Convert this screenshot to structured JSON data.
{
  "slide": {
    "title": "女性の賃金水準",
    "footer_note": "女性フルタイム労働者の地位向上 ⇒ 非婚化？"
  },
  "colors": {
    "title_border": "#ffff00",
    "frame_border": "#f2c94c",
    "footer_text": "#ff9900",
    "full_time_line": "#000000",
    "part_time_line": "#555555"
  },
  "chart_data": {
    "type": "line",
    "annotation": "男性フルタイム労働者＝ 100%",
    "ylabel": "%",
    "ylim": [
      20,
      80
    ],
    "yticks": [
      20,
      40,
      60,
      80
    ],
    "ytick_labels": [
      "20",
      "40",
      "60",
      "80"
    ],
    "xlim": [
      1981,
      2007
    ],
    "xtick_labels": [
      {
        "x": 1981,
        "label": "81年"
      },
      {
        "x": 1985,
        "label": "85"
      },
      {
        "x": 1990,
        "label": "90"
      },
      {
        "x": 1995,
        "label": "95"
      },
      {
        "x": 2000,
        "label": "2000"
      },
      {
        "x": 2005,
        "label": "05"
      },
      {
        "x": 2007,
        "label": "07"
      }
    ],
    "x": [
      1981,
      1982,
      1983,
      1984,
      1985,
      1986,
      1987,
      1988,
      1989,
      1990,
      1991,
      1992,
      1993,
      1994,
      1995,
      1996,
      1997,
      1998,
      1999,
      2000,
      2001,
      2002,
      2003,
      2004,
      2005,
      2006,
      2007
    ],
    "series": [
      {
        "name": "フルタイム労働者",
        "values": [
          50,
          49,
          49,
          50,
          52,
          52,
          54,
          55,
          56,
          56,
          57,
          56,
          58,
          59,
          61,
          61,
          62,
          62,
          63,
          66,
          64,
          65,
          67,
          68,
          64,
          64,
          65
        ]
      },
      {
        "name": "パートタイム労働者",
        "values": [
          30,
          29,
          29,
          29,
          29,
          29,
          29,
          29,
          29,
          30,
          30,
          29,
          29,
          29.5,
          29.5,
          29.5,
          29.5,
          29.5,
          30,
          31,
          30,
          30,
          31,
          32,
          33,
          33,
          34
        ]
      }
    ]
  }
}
━━━━━━
# EXERCISE
Take the listing above and set it down exactly.

# ANSWER TO THE EXERCISE
Convert this screenshot to structured JSON data.
{
  "slide": {
    "title": "女性の賃金水準",
    "footer_note": "女性フルタイム労働者の地位向上 ⇒ 非婚化？"
  },
  "colors": {
    "title_border": "#ffff00",
    "frame_border": "#f2c94c",
    "footer_text": "#ff9900",
    "full_time_line": "#000000",
    "part_time_line": "#555555"
  },
  "chart_data": {
    "type": "line",
    "annotation": "男性フルタイム労働者＝ 100%",
    "ylabel": "%",
    "ylim": [
      20,
      80
    ],
    "yticks": [
      20,
      40,
      60,
      80
    ],
    "ytick_labels": [
      "20",
      "40",
      "60",
      "80"
    ],
    "xlim": [
      1981,
      2007
    ],
    "xtick_labels": [
      {
        "x": 1981,
        "label": "81年"
      },
      {
        "x": 1985,
        "label": "85"
      },
      {
        "x": 1990,
        "label": "90"
      },
      {
        "x": 1995,
        "label": "95"
      },
      {
        "x": 2000,
        "label": "2000"
      },
      {
        "x": 2005,
        "label": "05"
      },
      {
        "x": 2007,
        "label": "07"
      }
    ],
    "x": [
      1981,
      1982,
      1983,
      1984,
      1985,
      1986,
      1987,
      1988,
      1989,
      1990,
      1991,
      1992,
      1993,
      1994,
      1995,
      1996,
      1997,
      1998,
      1999,
      2000,
      2001,
      2002,
      2003,
      2004,
      2005,
      2006,
      2007
    ],
    "series": [
      {
        "name": "フルタイム労働者",
        "values": [
          50,
          49,
          49,
          50,
          52,
          52,
          54,
          55,
          56,
          56,
          57,
          56,
          58,
          59,
          61,
          61,
          62,
          62,
          63,
          66,
          64,
          65,
          67,
          68,
          64,
          64,
          65
        ]
      },
      {
        "name": "パートタイム労働者",
        "values": [
          30,
          29,
          29,
          29,
          29,
          29,
          29,
          29,
          29,
          30,
          30,
          29,
          29,
          29.5,
          29.5,
          29.5,
          29.5,
          29.5,
          30,
          31,
          30,
          30,
          31,
          32,
          33,
          33,
          34
        ]
      }
    ]
  }
}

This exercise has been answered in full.